Extracted text:
-- Begin --

Typically central air conditioners consist of an evaporator coil located inside and the condenser coil located within the outdoor unit.
Condenser coils (also known as fan coils) work by releasing the trapped heat into the air.
A Heat Pump also works the same in summer.
Typically, both the evaporator and the condenser coils are made of copper.
Several aluminum fins also encase them to ensure there is a transfer of heat.
Both coils can be found in different areas of the air conditioner system.
The importance of clean ac evaporator coils cannot be overstated, aside from providing the cooling needed to generate cold air.
The evaporator coils also help in the HVAC system’s dehumidification process.
As the coils become cooler, water condenses onto them and is removed from your home’s air.
The water is collected in the drain pan while safely flowing away from the AC system through the unit’s drainage system.
Where is the Evaporator Coil Located?
The evaporator coil is situated inside the home, in the indoor air handler unit or air handler enclosure. The condenser coil is located in the system’s outdoor unit.
To get to it, you will have to remove the access panel.
The image below shows its location within the indoor air handling unit for the majority of climate control setups in residential homes.
❄️ Performance and Effectiveness
Unfortunately, your air conditioner’s system performance and effectiveness dramatically reduce when you have dirty evaporator coils.
Usually, the coils are damp from the dehumidification process, so pollen, dust, and other particles will stick to the coils.
However, if you have dirty air filters or there’s no air filter, the amount of contaminants that come in contact with the coil also increases significantly.
With all the factors mentioned earlier coming into play, dust and dirt can accumulate on the coils in just a short amount of time.
So, don’t forget to replace your filter regularly.
Other potential problems that can occur when the evaporator and condenser coils get dirty include:
- Increased system wear (might lead to malfunctions and damage)
- Possible ice buildup on the coil resulting in a frozen evaporator coil
- Possible frozen refrigerant lines
- Reduced cooling capacity
- Lowered heat transfer
- Higher operating pressure
- Higher energy consumption
- Higher temperature
When the coils are dirty, they can also use up as much as 40% more energy than AC units with clean coils.
Not only that, but dirty coils can also reduce the AC unit’s cooling action by as much as 30%.
Left unattended, the AC unit will eventually become less and less efficient while the monthly utility bills continue to skyrocket.
That said, you must regularly check your evaporator coils and clean them as needed.
At times, evaporator coils can collect debris and dirt quickly, so monthly cleaning may be needed.
Typically, however, evaporator coils need to be cleaned every three months.
Without proper care and upkeep, you can end up spending money on air conditioner repair as opposed to maintenance.
Cleaning Your Air Conditioners Coil.
Top Tips on How to Clean Your Evaporator Coil
✅ Use a Brush
A brush can be very effective at removing light amounts of dirt from a dirty evaporator coil.
Using a brush is also a great option since you are more in control of the pressure you will apply and the areas you are cleaning.
Using a brush also makes it very easy to sweep the dirt away. Brushing also allows you to scrub harder when needed.
When using a brush to clean the evaporator coils, opt for a soft one so you won’t damage the fins.

-- End --

Information shown:
-- Begin --

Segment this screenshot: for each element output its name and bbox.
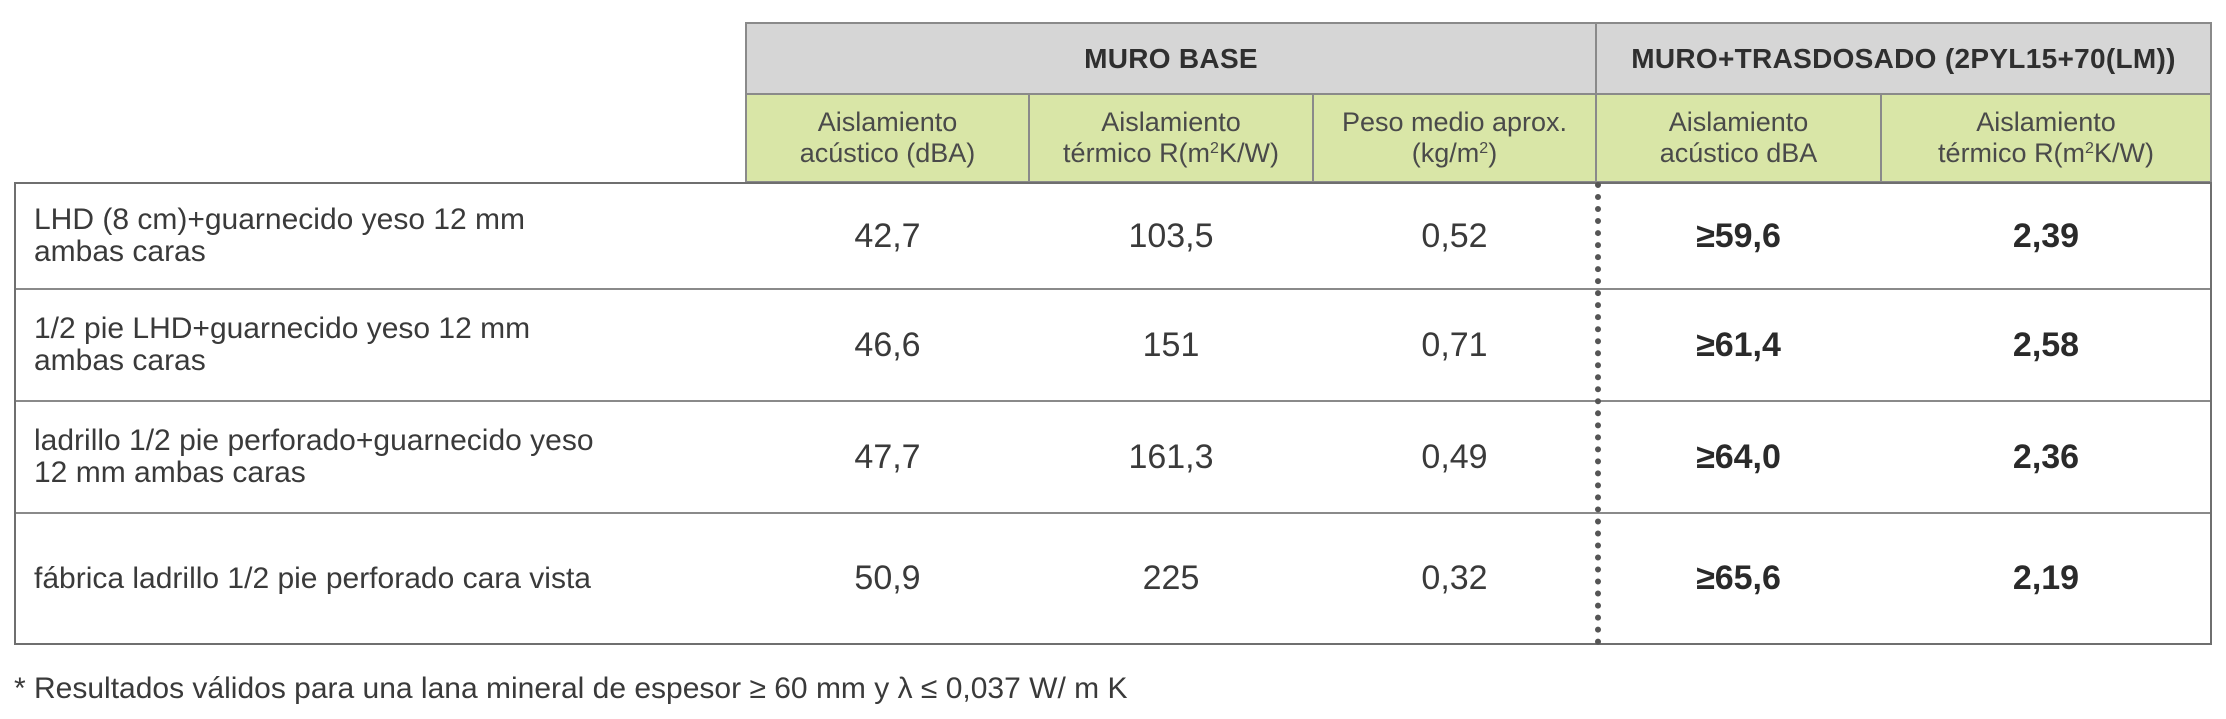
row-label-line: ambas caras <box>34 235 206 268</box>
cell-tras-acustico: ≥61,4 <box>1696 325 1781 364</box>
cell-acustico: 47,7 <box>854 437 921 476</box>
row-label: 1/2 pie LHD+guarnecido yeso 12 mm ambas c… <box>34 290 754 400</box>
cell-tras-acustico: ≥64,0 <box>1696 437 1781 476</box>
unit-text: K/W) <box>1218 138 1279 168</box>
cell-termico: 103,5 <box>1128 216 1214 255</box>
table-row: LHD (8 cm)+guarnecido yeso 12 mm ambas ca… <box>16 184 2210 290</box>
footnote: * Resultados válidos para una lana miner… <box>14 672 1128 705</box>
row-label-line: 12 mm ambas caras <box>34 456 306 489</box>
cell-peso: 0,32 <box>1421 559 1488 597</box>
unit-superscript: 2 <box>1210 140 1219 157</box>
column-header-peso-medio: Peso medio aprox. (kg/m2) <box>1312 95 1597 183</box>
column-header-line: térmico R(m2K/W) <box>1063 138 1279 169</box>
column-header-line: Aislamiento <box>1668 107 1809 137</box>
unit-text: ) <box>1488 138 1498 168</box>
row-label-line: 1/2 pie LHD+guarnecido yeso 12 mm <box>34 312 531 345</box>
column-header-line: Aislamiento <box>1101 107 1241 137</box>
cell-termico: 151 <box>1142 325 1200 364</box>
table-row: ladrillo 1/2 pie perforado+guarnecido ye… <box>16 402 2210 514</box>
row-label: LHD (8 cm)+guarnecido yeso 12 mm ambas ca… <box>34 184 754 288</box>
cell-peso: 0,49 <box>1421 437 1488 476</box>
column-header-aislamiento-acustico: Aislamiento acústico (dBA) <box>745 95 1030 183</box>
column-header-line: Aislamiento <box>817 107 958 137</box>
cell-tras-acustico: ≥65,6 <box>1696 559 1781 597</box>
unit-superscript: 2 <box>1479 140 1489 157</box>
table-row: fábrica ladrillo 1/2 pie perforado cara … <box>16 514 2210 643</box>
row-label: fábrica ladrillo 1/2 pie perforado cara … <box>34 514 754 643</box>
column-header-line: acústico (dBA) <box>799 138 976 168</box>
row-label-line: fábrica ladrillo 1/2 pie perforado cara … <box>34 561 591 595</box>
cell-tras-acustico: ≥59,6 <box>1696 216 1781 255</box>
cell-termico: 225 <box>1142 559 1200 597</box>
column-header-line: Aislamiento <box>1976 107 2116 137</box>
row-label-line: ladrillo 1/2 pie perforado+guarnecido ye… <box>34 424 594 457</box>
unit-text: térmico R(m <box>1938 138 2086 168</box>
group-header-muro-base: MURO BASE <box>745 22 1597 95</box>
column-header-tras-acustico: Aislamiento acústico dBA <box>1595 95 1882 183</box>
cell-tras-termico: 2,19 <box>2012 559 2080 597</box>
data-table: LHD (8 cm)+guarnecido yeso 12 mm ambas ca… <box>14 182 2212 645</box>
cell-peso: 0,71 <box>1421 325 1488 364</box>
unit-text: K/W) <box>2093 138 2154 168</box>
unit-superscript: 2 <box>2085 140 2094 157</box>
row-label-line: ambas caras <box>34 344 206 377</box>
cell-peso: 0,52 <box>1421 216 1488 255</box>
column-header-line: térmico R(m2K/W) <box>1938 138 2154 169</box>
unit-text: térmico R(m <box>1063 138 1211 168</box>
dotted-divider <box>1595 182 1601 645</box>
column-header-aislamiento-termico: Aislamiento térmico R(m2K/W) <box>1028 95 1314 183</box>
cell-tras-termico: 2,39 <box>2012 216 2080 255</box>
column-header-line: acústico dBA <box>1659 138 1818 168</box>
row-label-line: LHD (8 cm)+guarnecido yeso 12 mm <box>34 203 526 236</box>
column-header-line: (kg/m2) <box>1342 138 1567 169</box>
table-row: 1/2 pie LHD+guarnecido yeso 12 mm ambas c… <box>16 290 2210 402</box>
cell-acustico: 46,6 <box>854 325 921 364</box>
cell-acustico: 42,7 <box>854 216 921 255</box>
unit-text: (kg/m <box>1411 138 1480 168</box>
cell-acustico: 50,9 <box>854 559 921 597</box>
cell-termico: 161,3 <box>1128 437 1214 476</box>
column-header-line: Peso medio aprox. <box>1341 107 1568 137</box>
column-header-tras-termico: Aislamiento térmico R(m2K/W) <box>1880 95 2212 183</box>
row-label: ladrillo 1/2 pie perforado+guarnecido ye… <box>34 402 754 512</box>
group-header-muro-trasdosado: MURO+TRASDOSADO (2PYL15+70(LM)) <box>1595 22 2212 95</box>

-- End --

Aim 1: According to the text on air conditioner coils, how often do evaporator coils typically need to be cleaned?
Aim 2: In the records, express the lines from the one containing "row-label-line: ambas caras <box>34 235" through the one containing "unit-text: K/W) <box>1218 138 1279 168</box>" as a JSON list of strings, one string per line, skipping blank lines.

Expected answer 1: Every three months.

Expected answer 2:
[
  "row-label-line: ambas caras <box>34 235 206 268</box>",
  "cell-tras-acustico: ≥61,4 <box>1696 325 1781 364</box>",
  "cell-acustico: 47,7 <box>854 437 921 476</box>",
  "row-label: 1/2 pie LHD+guarnecido yeso 12 mm ambas c… <box>34 290 754 400</box>",
  "cell-tras-acustico: ≥64,0 <box>1696 437 1781 476</box>",
  "unit-text: K/W) <box>1218 138 1279 168</box>"
]